───── Data for processing

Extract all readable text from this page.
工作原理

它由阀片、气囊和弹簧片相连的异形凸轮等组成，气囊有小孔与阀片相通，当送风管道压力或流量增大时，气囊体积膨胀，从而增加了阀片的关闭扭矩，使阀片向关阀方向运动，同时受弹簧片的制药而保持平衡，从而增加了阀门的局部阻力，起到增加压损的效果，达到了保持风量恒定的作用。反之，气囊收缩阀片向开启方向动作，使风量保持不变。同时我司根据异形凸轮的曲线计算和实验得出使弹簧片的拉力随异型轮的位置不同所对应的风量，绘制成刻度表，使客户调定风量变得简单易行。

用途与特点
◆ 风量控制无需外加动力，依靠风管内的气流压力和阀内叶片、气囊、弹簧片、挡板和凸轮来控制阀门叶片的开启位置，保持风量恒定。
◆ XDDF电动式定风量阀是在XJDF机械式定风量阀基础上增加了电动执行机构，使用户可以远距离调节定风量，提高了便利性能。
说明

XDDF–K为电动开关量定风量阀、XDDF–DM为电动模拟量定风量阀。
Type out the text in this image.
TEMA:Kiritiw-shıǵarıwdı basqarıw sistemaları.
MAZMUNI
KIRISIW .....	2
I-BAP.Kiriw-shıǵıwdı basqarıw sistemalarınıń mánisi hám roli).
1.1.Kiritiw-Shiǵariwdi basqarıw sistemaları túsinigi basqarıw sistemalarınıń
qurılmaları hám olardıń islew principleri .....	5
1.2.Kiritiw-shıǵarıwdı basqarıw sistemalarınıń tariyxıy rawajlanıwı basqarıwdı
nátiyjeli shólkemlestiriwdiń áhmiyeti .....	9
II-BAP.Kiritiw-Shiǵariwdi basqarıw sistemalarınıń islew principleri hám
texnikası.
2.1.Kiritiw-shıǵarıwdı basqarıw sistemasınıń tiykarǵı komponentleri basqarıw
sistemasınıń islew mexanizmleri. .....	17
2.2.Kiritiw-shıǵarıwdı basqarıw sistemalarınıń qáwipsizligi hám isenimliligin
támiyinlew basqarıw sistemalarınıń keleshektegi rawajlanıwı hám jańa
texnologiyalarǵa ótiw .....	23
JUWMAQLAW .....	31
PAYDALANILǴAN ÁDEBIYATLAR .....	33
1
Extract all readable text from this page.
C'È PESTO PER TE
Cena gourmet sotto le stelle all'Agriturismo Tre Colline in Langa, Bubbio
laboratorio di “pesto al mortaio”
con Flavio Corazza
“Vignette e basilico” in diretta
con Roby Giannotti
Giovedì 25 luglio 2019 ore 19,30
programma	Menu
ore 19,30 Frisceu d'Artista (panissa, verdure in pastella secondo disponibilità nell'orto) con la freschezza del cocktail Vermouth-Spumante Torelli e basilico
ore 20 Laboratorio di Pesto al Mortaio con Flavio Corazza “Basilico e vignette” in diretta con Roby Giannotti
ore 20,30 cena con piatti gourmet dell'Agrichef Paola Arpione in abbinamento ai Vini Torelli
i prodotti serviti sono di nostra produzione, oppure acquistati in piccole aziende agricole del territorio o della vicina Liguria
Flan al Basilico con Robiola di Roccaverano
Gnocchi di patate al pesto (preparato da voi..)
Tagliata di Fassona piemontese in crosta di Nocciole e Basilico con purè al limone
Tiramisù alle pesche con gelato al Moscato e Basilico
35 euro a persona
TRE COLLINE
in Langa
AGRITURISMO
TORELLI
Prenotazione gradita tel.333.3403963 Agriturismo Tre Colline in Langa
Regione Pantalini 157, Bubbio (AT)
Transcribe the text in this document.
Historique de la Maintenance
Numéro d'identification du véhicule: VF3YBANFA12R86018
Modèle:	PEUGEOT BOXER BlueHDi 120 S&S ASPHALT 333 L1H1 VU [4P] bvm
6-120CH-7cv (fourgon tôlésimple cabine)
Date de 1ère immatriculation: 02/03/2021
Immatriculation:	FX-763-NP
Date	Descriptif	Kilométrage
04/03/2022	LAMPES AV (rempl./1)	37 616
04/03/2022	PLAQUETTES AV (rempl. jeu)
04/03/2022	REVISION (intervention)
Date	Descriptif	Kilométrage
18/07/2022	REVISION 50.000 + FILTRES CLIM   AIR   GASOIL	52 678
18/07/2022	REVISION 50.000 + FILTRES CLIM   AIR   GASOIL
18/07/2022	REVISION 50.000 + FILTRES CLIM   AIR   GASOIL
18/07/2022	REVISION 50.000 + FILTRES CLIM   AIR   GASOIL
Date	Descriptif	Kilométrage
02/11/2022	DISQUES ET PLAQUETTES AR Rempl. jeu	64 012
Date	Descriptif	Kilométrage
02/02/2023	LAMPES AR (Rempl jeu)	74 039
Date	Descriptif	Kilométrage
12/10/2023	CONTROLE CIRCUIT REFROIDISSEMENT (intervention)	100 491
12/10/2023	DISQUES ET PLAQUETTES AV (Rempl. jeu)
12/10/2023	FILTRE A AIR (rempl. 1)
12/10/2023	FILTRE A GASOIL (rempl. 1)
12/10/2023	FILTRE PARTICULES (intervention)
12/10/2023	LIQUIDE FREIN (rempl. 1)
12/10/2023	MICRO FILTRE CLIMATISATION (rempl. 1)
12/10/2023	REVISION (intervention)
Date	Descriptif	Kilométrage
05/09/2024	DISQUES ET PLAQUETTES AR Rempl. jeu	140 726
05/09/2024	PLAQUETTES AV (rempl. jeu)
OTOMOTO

──────────

All of the data needs to be printed once more, exactly.

Extract all readable text from this page.
工作原理

它由阀片、气囊和弹簧片相连的异形凸轮等组成，气囊有小孔与阀片相通，当送风管道压力或流量增大时，气囊体积膨胀，从而增加了阀片的关闭扭矩，使阀片向关阀方向运动，同时受弹簧片的制药而保持平衡，从而增加了阀门的局部阻力，起到增加压损的效果，达到了保持风量恒定的作用。反之，气囊收缩阀片向开启方向动作，使风量保持不变。同时我司根据异形凸轮的曲线计算和实验得出使弹簧片的拉力随异型轮的位置不同所对应的风量，绘制成刻度表，使客户调定风量变得简单易行。

用途与特点
◆ 风量控制无需外加动力，依靠风管内的气流压力和阀内叶片、气囊、弹簧片、挡板和凸轮来控制阀门叶片的开启位置，保持风量恒定。
◆ XDDF电动式定风量阀是在XJDF机械式定风量阀基础上增加了电动执行机构，使用户可以远距离调节定风量，提高了便利性能。
说明

XDDF–K为电动开关量定风量阀、XDDF–DM为电动模拟量定风量阀。
Type out the text in this image.
TEMA:Kiritiw-shıǵarıwdı basqarıw sistemaları.
MAZMUNI
KIRISIW .....	2
I-BAP.Kiriw-shıǵıwdı basqarıw sistemalarınıń mánisi hám roli).
1.1.Kiritiw-Shiǵariwdi basqarıw sistemaları túsinigi basqarıw sistemalarınıń
qurılmaları hám olardıń islew principleri .....	5
1.2.Kiritiw-shıǵarıwdı basqarıw sistemalarınıń tariyxıy rawajlanıwı basqarıwdı
nátiyjeli shólkemlestiriwdiń áhmiyeti .....	9
II-BAP.Kiritiw-Shiǵariwdi basqarıw sistemalarınıń islew principleri hám
texnikası.
2.1.Kiritiw-shıǵarıwdı basqarıw sistemasınıń tiykarǵı komponentleri basqarıw
sistemasınıń islew mexanizmleri. .....	17
2.2.Kiritiw-shıǵarıwdı basqarıw sistemalarınıń qáwipsizligi hám isenimliligin
támiyinlew basqarıw sistemalarınıń keleshektegi rawajlanıwı hám jańa
texnologiyalarǵa ótiw .....	23
JUWMAQLAW .....	31
PAYDALANILǴAN ÁDEBIYATLAR .....	33
1
Extract all readable text from this page.
C'È PESTO PER TE
Cena gourmet sotto le stelle all'Agriturismo Tre Colline in Langa, Bubbio
laboratorio di “pesto al mortaio”
con Flavio Corazza
“Vignette e basilico” in diretta
con Roby Giannotti
Giovedì 25 luglio 2019 ore 19,30
programma	Menu
ore 19,30 Frisceu d'Artista (panissa, verdure in pastella secondo disponibilità nell'orto) con la freschezza del cocktail Vermouth-Spumante Torelli e basilico
ore 20 Laboratorio di Pesto al Mortaio con Flavio Corazza “Basilico e vignette” in diretta con Roby Giannotti
ore 20,30 cena con piatti gourmet dell'Agrichef Paola Arpione in abbinamento ai Vini Torelli
i prodotti serviti sono di nostra produzione, oppure acquistati in piccole aziende agricole del territorio o della vicina Liguria
Flan al Basilico con Robiola di Roccaverano
Gnocchi di patate al pesto (preparato da voi..)
Tagliata di Fassona piemontese in crosta di Nocciole e Basilico con purè al limone
Tiramisù alle pesche con gelato al Moscato e Basilico
35 euro a persona
TRE COLLINE
in Langa
AGRITURISMO
TORELLI
Prenotazione gradita tel.333.3403963 Agriturismo Tre Colline in Langa
Regione Pantalini 157, Bubbio (AT)
Transcribe the text in this document.
Historique de la Maintenance
Numéro d'identification du véhicule: VF3YBANFA12R86018
Modèle:	PEUGEOT BOXER BlueHDi 120 S&S ASPHALT 333 L1H1 VU [4P] bvm
6-120CH-7cv (fourgon tôlésimple cabine)
Date de 1ère immatriculation: 02/03/2021
Immatriculation:	FX-763-NP
Date	Descriptif	Kilométrage
04/03/2022	LAMPES AV (rempl./1)	37 616
04/03/2022	PLAQUETTES AV (rempl. jeu)
04/03/2022	REVISION (intervention)
Date	Descriptif	Kilométrage
18/07/2022	REVISION 50.000 + FILTRES CLIM   AIR   GASOIL	52 678
18/07/2022	REVISION 50.000 + FILTRES CLIM   AIR   GASOIL
18/07/2022	REVISION 50.000 + FILTRES CLIM   AIR   GASOIL
18/07/2022	REVISION 50.000 + FILTRES CLIM   AIR   GASOIL
Date	Descriptif	Kilométrage
02/11/2022	DISQUES ET PLAQUETTES AR Rempl. jeu	64 012
Date	Descriptif	Kilométrage
02/02/2023	LAMPES AR (Rempl jeu)	74 039
Date	Descriptif	Kilométrage
12/10/2023	CONTROLE CIRCUIT REFROIDISSEMENT (intervention)	100 491
12/10/2023	DISQUES ET PLAQUETTES AV (Rempl. jeu)
12/10/2023	FILTRE A AIR (rempl. 1)
12/10/2023	FILTRE A GASOIL (rempl. 1)
12/10/2023	FILTRE PARTICULES (intervention)
12/10/2023	LIQUIDE FREIN (rempl. 1)
12/10/2023	MICRO FILTRE CLIMATISATION (rempl. 1)
12/10/2023	REVISION (intervention)
Date	Descriptif	Kilométrage
05/09/2024	DISQUES ET PLAQUETTES AR Rempl. jeu	140 726
05/09/2024	PLAQUETTES AV (rempl. jeu)
OTOMOTO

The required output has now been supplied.